● **THE PROBLEM**:
Copy out every line in which the string "Highlighter" occurs.

● **RECORDS**:
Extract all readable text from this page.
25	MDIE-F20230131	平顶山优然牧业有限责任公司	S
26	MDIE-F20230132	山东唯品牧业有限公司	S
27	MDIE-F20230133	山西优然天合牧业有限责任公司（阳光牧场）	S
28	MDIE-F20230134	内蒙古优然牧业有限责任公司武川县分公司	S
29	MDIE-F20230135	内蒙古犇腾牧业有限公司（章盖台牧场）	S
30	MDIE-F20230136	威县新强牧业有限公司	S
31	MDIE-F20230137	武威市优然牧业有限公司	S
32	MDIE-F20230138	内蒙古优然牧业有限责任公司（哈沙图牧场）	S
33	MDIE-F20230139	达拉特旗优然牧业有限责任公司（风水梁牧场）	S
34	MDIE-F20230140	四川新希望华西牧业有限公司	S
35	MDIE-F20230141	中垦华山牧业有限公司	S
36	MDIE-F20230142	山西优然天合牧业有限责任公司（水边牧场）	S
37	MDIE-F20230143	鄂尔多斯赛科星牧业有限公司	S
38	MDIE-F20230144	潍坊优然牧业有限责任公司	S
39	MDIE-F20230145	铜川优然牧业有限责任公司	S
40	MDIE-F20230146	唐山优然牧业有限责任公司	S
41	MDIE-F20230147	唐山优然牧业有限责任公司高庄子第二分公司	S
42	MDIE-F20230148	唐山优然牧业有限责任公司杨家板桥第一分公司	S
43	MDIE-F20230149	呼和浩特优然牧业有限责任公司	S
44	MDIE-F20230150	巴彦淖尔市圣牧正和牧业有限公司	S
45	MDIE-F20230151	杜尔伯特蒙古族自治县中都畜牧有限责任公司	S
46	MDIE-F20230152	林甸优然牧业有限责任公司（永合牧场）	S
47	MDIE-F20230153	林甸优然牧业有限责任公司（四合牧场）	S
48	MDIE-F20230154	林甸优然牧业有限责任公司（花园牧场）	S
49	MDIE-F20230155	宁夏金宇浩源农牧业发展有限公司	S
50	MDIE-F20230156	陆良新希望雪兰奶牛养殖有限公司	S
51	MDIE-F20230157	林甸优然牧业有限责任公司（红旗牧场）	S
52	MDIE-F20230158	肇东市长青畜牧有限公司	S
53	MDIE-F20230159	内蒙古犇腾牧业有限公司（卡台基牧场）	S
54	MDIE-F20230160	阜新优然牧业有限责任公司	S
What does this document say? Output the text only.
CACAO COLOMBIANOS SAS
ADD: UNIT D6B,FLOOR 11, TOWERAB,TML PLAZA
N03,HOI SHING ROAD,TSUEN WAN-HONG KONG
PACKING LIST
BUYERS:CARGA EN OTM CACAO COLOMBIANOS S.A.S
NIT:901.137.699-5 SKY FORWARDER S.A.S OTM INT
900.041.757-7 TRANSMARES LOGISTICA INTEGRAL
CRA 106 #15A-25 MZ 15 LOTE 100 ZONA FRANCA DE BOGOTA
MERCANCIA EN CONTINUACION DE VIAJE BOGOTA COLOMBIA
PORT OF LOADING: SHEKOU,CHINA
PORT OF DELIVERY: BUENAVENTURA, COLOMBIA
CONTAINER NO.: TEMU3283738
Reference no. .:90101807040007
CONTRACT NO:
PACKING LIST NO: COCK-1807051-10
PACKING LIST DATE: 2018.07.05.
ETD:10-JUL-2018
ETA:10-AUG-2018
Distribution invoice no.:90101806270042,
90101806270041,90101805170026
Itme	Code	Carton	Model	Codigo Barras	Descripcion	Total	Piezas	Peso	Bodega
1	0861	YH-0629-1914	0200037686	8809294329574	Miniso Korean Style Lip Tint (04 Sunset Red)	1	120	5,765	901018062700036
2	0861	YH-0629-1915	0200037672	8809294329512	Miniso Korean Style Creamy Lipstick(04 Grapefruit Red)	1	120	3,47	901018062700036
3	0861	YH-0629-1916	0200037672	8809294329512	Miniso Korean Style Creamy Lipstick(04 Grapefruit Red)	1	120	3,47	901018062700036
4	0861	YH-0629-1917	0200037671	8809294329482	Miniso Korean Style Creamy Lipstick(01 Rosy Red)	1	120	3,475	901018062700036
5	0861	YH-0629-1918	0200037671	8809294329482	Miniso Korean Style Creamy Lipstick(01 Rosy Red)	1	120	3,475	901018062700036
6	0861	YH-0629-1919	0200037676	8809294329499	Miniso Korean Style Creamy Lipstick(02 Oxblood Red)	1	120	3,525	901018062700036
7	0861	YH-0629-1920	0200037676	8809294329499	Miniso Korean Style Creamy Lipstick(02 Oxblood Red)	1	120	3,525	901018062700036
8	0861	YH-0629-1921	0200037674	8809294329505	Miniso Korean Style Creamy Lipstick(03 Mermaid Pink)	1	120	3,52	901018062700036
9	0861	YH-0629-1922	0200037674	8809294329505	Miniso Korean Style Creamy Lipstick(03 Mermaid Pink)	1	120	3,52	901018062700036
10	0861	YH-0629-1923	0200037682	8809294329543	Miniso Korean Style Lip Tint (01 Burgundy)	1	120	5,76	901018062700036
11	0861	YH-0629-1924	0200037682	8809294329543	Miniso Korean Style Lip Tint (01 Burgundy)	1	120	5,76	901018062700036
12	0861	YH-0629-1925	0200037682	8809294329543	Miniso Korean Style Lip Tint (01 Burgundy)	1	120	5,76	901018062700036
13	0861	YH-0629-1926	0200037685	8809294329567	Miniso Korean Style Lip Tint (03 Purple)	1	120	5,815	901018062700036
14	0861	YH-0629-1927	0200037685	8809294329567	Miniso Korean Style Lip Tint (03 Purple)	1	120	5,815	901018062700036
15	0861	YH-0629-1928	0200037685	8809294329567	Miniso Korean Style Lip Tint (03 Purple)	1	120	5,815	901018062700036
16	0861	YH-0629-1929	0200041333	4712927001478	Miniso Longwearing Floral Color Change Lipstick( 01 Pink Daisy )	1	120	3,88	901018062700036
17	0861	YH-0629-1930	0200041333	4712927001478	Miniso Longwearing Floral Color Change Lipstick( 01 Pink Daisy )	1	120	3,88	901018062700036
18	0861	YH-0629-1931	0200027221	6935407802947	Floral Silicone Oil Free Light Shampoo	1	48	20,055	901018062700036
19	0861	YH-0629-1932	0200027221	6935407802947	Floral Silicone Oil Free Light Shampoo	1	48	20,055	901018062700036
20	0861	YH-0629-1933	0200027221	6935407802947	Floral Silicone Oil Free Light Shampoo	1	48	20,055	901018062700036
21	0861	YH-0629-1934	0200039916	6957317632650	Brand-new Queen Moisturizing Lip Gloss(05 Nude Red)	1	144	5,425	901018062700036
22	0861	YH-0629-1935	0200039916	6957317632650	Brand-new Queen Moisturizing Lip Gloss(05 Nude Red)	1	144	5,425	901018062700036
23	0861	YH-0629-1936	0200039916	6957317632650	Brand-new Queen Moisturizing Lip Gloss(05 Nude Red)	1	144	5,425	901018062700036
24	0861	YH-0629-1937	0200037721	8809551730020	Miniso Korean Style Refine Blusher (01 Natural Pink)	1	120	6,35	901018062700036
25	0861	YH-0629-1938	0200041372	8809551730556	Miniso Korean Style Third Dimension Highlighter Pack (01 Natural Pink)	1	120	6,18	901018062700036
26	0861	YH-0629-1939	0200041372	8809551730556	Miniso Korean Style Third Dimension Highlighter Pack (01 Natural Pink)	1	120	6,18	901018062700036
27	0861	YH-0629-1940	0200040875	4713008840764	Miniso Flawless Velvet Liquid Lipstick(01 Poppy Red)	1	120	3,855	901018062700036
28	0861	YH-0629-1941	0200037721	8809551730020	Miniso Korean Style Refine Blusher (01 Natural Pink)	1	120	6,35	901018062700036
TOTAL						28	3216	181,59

● **RESPONSE TO THIS EXERCISE**:
25	0861	YH-0629-1938	0200041372	8809551730556	Miniso Korean Style Third Dimension Highlighter Pack (01 Natural Pink)	1	120	6,18	901018062700036
26	0861	YH-0629-1939	0200041372	8809551730556	Miniso Korean Style Third Dimension Highlighter Pack (01 Natural Pink)	1	120	6,18	901018062700036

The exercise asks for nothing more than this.